◆ WHAT THE EXERCISE ASKS: Your task is to copy the material exactly.

(Records that describe figures)
════

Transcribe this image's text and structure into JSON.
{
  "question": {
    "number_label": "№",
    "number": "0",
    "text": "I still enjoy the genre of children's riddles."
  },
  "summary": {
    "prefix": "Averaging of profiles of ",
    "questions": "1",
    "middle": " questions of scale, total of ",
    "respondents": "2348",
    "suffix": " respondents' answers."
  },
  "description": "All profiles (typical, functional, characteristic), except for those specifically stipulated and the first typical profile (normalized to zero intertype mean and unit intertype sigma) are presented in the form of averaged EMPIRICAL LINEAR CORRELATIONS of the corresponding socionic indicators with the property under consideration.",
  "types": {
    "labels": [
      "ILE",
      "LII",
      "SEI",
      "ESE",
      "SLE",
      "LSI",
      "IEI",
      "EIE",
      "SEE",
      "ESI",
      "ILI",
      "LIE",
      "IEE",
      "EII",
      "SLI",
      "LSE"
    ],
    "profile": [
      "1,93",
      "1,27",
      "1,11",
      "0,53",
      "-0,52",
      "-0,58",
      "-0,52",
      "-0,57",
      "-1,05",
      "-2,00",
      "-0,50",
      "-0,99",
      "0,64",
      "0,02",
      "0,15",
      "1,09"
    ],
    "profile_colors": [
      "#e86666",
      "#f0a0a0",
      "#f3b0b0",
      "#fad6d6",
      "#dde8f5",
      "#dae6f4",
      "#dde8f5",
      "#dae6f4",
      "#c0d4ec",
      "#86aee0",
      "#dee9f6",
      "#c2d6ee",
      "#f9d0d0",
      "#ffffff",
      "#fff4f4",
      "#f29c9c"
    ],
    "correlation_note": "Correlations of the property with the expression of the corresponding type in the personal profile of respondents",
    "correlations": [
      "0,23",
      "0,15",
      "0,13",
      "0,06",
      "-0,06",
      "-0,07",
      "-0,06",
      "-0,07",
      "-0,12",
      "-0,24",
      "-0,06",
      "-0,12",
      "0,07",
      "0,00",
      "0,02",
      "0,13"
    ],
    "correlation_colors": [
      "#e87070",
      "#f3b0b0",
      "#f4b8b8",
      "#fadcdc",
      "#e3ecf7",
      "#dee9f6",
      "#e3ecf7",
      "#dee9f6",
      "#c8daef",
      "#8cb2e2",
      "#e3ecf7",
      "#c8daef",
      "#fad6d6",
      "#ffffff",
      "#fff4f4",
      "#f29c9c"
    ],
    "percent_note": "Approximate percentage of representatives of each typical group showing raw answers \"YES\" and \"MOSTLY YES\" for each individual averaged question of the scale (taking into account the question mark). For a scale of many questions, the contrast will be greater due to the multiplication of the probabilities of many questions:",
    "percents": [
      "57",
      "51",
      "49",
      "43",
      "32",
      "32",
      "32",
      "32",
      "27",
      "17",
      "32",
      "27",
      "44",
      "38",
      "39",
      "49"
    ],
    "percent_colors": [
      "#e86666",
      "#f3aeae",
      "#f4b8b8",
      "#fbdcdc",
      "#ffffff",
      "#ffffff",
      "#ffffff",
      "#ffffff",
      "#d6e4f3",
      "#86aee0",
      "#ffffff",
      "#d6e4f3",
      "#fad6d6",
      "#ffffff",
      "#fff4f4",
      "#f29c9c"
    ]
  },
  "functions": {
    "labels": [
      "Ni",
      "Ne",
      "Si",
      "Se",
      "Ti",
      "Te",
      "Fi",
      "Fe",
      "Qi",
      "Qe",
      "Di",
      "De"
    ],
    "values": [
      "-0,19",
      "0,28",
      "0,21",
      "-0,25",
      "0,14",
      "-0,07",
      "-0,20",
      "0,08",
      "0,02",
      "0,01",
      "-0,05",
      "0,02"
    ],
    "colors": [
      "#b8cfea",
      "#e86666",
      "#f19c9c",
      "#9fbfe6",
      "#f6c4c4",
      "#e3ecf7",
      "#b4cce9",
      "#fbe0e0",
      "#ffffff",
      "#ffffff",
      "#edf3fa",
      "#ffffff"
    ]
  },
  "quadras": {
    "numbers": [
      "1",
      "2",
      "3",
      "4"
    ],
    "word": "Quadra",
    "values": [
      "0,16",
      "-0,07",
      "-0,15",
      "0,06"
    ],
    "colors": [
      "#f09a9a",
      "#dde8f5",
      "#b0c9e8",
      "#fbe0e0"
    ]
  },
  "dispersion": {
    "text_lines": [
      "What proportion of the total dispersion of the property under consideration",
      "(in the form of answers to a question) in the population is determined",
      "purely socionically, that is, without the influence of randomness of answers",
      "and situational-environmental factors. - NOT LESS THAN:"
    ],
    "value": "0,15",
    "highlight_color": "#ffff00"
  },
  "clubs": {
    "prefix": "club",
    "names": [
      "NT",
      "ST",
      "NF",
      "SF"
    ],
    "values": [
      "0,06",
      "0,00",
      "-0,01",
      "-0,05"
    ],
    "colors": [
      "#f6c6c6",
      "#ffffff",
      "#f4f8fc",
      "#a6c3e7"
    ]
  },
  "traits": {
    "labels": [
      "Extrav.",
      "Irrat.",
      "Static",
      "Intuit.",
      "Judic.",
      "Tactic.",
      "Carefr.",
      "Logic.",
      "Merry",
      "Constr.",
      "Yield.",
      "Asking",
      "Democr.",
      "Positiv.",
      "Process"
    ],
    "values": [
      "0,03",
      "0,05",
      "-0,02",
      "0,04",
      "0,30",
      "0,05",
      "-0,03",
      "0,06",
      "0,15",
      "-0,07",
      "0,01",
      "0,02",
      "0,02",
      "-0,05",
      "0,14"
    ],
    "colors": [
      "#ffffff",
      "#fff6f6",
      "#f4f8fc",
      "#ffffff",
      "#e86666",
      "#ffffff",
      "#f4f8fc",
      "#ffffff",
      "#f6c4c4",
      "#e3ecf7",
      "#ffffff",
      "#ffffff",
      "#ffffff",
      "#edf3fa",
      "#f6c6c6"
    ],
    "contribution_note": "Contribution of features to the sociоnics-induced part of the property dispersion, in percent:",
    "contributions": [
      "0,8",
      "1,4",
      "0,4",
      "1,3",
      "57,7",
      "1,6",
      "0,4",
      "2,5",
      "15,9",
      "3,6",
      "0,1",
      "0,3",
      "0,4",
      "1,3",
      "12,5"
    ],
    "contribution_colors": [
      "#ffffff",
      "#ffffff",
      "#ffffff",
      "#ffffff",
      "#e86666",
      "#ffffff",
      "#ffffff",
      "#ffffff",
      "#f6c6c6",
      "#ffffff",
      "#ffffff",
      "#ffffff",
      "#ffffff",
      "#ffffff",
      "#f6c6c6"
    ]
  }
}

════

◆ SOLUTION TO THIS PROBLEM:
Transcribe this image's text and structure into JSON.
{
  "question": {
    "number_label": "№",
    "number": "0",
    "text": "I still enjoy the genre of children's riddles."
  },
  "summary": {
    "prefix": "Averaging of profiles of ",
    "questions": "1",
    "middle": " questions of scale, total of ",
    "respondents": "2348",
    "suffix": " respondents' answers."
  },
  "description": "All profiles (typical, functional, characteristic), except for those specifically stipulated and the first typical profile (normalized to zero intertype mean and unit intertype sigma) are presented in the form of averaged EMPIRICAL LINEAR CORRELATIONS of the corresponding socionic indicators with the property under consideration.",
  "types": {
    "labels": [
      "ILE",
      "LII",
      "SEI",
      "ESE",
      "SLE",
      "LSI",
      "IEI",
      "EIE",
      "SEE",
      "ESI",
      "ILI",
      "LIE",
      "IEE",
      "EII",
      "SLI",
      "LSE"
    ],
    "profile": [
      "1,93",
      "1,27",
      "1,11",
      "0,53",
      "-0,52",
      "-0,58",
      "-0,52",
      "-0,57",
      "-1,05",
      "-2,00",
      "-0,50",
      "-0,99",
      "0,64",
      "0,02",
      "0,15",
      "1,09"
    ],
    "profile_colors": [
      "#e86666",
      "#f0a0a0",
      "#f3b0b0",
      "#fad6d6",
      "#dde8f5",
      "#dae6f4",
      "#dde8f5",
      "#dae6f4",
      "#c0d4ec",
      "#86aee0",
      "#dee9f6",
      "#c2d6ee",
      "#f9d0d0",
      "#ffffff",
      "#fff4f4",
      "#f29c9c"
    ],
    "correlation_note": "Correlations of the property with the expression of the corresponding type in the personal profile of respondents",
    "correlations": [
      "0,23",
      "0,15",
      "0,13",
      "0,06",
      "-0,06",
      "-0,07",
      "-0,06",
      "-0,07",
      "-0,12",
      "-0,24",
      "-0,06",
      "-0,12",
      "0,07",
      "0,00",
      "0,02",
      "0,13"
    ],
    "correlation_colors": [
      "#e87070",
      "#f3b0b0",
      "#f4b8b8",
      "#fadcdc",
      "#e3ecf7",
      "#dee9f6",
      "#e3ecf7",
      "#dee9f6",
      "#c8daef",
      "#8cb2e2",
      "#e3ecf7",
      "#c8daef",
      "#fad6d6",
      "#ffffff",
      "#fff4f4",
      "#f29c9c"
    ],
    "percent_note": "Approximate percentage of representatives of each typical group showing raw answers \"YES\" and \"MOSTLY YES\" for each individual averaged question of the scale (taking into account the question mark). For a scale of many questions, the contrast will be greater due to the multiplication of the probabilities of many questions:",
    "percents": [
      "57",
      "51",
      "49",
      "43",
      "32",
      "32",
      "32",
      "32",
      "27",
      "17",
      "32",
      "27",
      "44",
      "38",
      "39",
      "49"
    ],
    "percent_colors": [
      "#e86666",
      "#f3aeae",
      "#f4b8b8",
      "#fbdcdc",
      "#ffffff",
      "#ffffff",
      "#ffffff",
      "#ffffff",
      "#d6e4f3",
      "#86aee0",
      "#ffffff",
      "#d6e4f3",
      "#fad6d6",
      "#ffffff",
      "#fff4f4",
      "#f29c9c"
    ]
  },
  "functions": {
    "labels": [
      "Ni",
      "Ne",
      "Si",
      "Se",
      "Ti",
      "Te",
      "Fi",
      "Fe",
      "Qi",
      "Qe",
      "Di",
      "De"
    ],
    "values": [
      "-0,19",
      "0,28",
      "0,21",
      "-0,25",
      "0,14",
      "-0,07",
      "-0,20",
      "0,08",
      "0,02",
      "0,01",
      "-0,05",
      "0,02"
    ],
    "colors": [
      "#b8cfea",
      "#e86666",
      "#f19c9c",
      "#9fbfe6",
      "#f6c4c4",
      "#e3ecf7",
      "#b4cce9",
      "#fbe0e0",
      "#ffffff",
      "#ffffff",
      "#edf3fa",
      "#ffffff"
    ]
  },
  "quadras": {
    "numbers": [
      "1",
      "2",
      "3",
      "4"
    ],
    "word": "Quadra",
    "values": [
      "0,16",
      "-0,07",
      "-0,15",
      "0,06"
    ],
    "colors": [
      "#f09a9a",
      "#dde8f5",
      "#b0c9e8",
      "#fbe0e0"
    ]
  },
  "dispersion": {
    "text_lines": [
      "What proportion of the total dispersion of the property under consideration",
      "(in the form of answers to a question) in the population is determined",
      "purely socionically, that is, without the influence of randomness of answers",
      "and situational-environmental factors. - NOT LESS THAN:"
    ],
    "value": "0,15",
    "highlight_color": "#ffff00"
  },
  "clubs": {
    "prefix": "club",
    "names": [
      "NT",
      "ST",
      "NF",
      "SF"
    ],
    "values": [
      "0,06",
      "0,00",
      "-0,01",
      "-0,05"
    ],
    "colors": [
      "#f6c6c6",
      "#ffffff",
      "#f4f8fc",
      "#a6c3e7"
    ]
  },
  "traits": {
    "labels": [
      "Extrav.",
      "Irrat.",
      "Static",
      "Intuit.",
      "Judic.",
      "Tactic.",
      "Carefr.",
      "Logic.",
      "Merry",
      "Constr.",
      "Yield.",
      "Asking",
      "Democr.",
      "Positiv.",
      "Process"
    ],
    "values": [
      "0,03",
      "0,05",
      "-0,02",
      "0,04",
      "0,30",
      "0,05",
      "-0,03",
      "0,06",
      "0,15",
      "-0,07",
      "0,01",
      "0,02",
      "0,02",
      "-0,05",
      "0,14"
    ],
    "colors": [
      "#ffffff",
      "#fff6f6",
      "#f4f8fc",
      "#ffffff",
      "#e86666",
      "#ffffff",
      "#f4f8fc",
      "#ffffff",
      "#f6c4c4",
      "#e3ecf7",
      "#ffffff",
      "#ffffff",
      "#ffffff",
      "#edf3fa",
      "#f6c6c6"
    ],
    "contribution_note": "Contribution of features to the sociоnics-induced part of the property dispersion, in percent:",
    "contributions": [
      "0,8",
      "1,4",
      "0,4",
      "1,3",
      "57,7",
      "1,6",
      "0,4",
      "2,5",
      "15,9",
      "3,6",
      "0,1",
      "0,3",
      "0,4",
      "1,3",
      "12,5"
    ],
    "contribution_colors": [
      "#ffffff",
      "#ffffff",
      "#ffffff",
      "#ffffff",
      "#e86666",
      "#ffffff",
      "#ffffff",
      "#ffffff",
      "#f6c6c6",
      "#ffffff",
      "#ffffff",
      "#ffffff",
      "#ffffff",
      "#ffffff",
      "#f6c6c6"
    ]
  }
}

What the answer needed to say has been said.